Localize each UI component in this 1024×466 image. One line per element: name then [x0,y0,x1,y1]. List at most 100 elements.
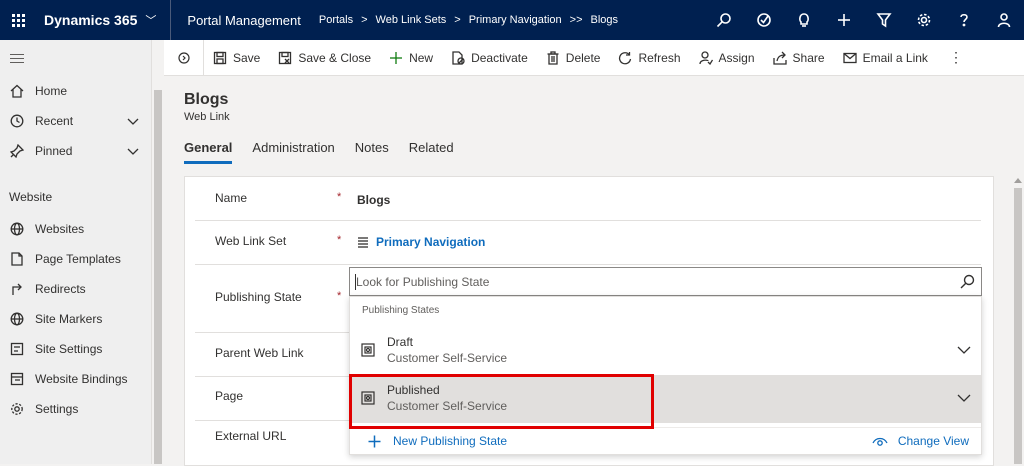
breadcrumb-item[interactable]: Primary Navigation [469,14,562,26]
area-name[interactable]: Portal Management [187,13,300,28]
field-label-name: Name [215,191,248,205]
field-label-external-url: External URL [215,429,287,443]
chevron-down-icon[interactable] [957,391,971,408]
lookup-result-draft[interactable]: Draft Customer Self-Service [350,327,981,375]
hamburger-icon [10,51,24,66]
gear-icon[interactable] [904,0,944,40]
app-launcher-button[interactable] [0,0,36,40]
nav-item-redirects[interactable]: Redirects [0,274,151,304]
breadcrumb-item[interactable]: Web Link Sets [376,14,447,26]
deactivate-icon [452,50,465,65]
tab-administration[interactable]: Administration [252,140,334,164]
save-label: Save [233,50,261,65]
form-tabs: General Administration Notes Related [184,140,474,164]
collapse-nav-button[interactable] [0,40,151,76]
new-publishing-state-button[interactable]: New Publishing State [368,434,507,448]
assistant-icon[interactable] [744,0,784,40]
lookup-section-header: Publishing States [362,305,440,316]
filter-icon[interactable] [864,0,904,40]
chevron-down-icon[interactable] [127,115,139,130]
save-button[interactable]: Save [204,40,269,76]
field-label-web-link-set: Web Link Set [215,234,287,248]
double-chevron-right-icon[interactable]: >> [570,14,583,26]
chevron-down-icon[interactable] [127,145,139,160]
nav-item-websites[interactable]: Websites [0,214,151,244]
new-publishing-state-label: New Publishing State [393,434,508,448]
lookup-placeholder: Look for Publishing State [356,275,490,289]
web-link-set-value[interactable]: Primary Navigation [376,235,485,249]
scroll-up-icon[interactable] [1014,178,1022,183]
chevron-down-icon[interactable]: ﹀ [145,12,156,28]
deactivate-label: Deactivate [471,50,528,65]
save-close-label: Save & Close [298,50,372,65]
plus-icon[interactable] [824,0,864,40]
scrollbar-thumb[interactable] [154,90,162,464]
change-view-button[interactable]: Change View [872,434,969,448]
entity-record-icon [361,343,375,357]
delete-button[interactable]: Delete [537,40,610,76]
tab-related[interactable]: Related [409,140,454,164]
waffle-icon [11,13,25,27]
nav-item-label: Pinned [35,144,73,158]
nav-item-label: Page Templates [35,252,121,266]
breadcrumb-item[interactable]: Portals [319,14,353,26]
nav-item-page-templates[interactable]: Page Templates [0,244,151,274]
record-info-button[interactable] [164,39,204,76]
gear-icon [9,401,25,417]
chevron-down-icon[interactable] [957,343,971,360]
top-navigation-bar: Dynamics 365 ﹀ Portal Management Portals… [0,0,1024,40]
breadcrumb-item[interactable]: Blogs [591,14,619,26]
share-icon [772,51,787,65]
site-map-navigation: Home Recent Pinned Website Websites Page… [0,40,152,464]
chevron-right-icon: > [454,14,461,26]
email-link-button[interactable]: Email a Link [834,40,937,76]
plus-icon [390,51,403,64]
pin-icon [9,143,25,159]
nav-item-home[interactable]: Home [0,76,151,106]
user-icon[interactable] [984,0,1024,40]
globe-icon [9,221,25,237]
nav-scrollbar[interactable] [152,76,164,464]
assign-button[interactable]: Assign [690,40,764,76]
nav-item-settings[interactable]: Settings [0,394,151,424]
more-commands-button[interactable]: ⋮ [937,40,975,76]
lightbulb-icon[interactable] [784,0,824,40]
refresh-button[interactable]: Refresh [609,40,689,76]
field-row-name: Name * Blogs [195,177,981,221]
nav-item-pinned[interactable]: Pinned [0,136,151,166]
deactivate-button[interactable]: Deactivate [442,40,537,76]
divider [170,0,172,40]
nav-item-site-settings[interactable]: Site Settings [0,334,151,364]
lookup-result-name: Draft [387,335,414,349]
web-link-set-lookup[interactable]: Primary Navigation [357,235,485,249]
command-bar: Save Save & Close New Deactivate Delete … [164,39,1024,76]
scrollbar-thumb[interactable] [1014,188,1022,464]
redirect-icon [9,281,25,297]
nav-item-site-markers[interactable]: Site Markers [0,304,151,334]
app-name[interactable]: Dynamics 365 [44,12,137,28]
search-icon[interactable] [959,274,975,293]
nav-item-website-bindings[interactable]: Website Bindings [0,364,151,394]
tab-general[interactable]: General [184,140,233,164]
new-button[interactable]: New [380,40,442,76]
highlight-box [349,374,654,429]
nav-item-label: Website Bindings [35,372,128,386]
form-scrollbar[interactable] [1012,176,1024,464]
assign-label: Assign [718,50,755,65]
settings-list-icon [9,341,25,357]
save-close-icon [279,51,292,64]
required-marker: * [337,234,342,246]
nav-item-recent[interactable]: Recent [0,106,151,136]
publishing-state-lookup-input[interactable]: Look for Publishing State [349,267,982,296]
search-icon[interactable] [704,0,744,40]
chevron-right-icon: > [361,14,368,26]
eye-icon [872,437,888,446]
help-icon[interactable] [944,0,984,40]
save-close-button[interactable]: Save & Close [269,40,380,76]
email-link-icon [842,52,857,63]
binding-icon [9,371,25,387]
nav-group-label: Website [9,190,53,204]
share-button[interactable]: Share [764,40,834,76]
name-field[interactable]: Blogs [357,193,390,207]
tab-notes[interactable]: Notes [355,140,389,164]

= = = = =

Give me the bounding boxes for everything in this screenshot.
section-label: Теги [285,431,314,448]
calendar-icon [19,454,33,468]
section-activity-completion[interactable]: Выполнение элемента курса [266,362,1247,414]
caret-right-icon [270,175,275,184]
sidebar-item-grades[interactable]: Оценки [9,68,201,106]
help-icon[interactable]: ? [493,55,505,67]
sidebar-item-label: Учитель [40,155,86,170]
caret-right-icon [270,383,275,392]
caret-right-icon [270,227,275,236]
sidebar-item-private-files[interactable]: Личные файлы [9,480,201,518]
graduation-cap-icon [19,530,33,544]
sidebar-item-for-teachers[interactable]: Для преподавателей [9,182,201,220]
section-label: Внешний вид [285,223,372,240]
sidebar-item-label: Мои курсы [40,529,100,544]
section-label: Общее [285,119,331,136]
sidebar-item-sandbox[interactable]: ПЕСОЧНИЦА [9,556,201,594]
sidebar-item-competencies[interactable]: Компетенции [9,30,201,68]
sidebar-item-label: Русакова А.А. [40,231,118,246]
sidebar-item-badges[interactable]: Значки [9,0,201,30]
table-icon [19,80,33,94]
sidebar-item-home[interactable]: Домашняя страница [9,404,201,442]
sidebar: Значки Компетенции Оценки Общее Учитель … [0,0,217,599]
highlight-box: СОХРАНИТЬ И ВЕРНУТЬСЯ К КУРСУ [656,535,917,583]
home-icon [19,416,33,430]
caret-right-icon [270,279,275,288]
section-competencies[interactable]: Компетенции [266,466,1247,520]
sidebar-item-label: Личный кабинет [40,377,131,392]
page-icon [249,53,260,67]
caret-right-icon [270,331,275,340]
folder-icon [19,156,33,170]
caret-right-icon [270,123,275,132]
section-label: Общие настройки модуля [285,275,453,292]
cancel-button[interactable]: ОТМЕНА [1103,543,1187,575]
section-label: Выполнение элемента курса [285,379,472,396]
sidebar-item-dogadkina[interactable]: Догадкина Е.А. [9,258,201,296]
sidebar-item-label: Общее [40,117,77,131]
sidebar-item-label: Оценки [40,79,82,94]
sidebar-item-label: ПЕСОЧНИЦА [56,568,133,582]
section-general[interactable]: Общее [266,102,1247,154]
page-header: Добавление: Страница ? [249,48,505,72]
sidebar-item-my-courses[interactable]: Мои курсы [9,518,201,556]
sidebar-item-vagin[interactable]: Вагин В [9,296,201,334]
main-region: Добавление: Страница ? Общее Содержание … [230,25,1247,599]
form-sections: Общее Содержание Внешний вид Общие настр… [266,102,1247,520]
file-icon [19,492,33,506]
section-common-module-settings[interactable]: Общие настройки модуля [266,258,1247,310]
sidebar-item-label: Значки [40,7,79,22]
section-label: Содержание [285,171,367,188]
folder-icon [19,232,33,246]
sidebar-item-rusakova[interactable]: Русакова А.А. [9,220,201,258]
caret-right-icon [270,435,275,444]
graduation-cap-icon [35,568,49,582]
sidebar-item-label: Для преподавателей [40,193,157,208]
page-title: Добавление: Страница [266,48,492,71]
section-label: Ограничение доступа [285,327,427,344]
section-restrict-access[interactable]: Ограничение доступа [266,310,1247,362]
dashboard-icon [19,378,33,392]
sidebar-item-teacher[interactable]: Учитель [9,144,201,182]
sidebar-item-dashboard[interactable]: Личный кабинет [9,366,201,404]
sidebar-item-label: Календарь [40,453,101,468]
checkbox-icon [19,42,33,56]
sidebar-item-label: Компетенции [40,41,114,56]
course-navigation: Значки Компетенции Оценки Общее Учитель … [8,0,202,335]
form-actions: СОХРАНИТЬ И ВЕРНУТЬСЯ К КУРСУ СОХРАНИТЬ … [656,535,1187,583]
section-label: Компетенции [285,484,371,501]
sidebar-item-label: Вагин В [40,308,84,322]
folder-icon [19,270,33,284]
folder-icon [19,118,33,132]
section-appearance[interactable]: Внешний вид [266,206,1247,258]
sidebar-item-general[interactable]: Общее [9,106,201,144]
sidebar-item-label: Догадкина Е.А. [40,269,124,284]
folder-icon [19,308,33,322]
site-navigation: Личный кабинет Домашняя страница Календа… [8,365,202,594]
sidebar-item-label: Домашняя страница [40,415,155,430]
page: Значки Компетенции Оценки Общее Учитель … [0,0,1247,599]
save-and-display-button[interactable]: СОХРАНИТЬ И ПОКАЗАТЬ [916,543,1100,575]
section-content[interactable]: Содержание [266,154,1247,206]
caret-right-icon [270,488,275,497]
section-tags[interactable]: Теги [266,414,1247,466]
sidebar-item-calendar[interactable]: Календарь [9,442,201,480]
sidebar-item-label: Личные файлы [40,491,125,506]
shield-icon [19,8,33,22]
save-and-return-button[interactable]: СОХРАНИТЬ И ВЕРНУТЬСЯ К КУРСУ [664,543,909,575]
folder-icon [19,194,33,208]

= = = = =

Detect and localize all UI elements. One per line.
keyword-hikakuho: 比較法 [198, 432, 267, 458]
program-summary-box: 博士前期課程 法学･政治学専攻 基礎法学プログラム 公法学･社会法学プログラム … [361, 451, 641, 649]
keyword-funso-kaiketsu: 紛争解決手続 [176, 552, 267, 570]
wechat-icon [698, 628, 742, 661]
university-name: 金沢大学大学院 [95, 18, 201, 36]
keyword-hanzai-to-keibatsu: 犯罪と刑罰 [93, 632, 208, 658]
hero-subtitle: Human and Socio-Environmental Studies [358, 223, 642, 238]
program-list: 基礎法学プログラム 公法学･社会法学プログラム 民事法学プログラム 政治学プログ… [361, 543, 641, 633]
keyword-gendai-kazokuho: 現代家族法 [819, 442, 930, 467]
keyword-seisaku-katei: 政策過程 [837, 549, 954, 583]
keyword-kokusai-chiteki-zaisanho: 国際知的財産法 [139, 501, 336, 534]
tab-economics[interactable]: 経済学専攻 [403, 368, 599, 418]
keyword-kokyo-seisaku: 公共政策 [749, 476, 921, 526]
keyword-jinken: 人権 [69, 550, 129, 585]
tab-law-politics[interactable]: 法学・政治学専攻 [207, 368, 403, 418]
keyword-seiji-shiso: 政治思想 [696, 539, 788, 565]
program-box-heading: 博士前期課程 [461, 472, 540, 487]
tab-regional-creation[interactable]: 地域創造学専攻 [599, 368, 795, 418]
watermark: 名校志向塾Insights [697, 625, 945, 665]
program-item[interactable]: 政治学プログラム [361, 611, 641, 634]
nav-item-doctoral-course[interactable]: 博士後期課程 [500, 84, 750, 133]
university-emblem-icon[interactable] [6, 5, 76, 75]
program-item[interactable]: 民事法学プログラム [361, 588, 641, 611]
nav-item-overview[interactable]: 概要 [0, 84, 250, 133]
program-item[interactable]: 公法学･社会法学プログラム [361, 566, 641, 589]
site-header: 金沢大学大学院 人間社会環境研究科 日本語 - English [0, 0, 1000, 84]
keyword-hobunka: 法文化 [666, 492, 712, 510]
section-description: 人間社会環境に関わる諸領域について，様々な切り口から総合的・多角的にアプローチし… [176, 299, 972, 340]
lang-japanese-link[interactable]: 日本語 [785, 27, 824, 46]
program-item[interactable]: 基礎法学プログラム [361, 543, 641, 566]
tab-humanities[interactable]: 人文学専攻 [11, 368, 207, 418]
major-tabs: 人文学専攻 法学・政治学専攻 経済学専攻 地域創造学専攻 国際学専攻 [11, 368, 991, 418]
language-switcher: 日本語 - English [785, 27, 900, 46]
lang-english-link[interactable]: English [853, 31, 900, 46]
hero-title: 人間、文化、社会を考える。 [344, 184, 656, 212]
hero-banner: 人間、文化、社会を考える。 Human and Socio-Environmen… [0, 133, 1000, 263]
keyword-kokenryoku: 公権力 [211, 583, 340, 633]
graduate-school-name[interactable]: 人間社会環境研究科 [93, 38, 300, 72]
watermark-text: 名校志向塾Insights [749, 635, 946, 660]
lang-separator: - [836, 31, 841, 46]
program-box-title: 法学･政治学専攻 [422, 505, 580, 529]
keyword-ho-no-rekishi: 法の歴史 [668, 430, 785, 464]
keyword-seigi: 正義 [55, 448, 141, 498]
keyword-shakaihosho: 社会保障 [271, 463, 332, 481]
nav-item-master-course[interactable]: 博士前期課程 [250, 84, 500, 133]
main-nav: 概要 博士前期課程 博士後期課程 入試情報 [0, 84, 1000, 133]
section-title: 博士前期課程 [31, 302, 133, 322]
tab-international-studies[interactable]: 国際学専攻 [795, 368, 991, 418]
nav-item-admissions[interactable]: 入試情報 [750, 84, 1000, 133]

= = = = =

Exercise objective
Return every line of the records that contains the string "Теги".

Answer for the task
section-label: Теги [285,431,314,448]
section-tags[interactable]: Теги [266,414,1247,466]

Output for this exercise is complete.